══ Task material ══

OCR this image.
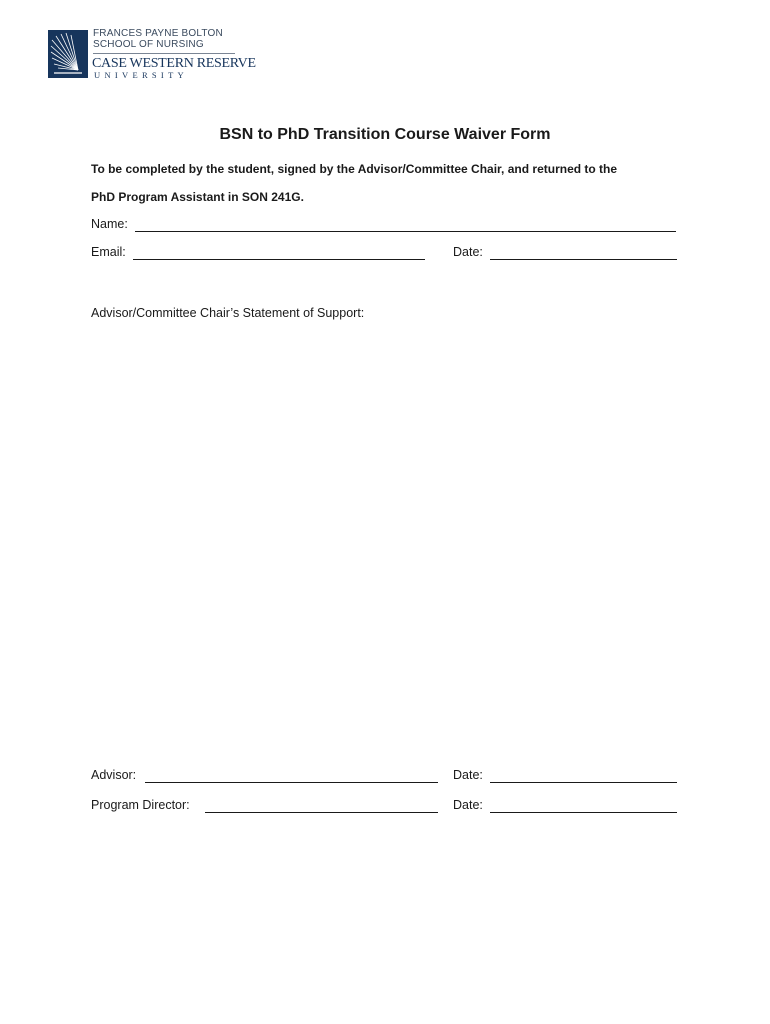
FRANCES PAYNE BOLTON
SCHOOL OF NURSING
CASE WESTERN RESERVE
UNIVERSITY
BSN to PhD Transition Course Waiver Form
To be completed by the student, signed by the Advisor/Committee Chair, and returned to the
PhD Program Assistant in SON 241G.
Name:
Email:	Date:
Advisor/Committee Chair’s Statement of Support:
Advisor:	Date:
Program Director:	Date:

═══

Your objective: Return every line in the listing that contains the word "Date".

Exercise response:
Email:	Date:
Advisor:	Date:
Program Director:	Date:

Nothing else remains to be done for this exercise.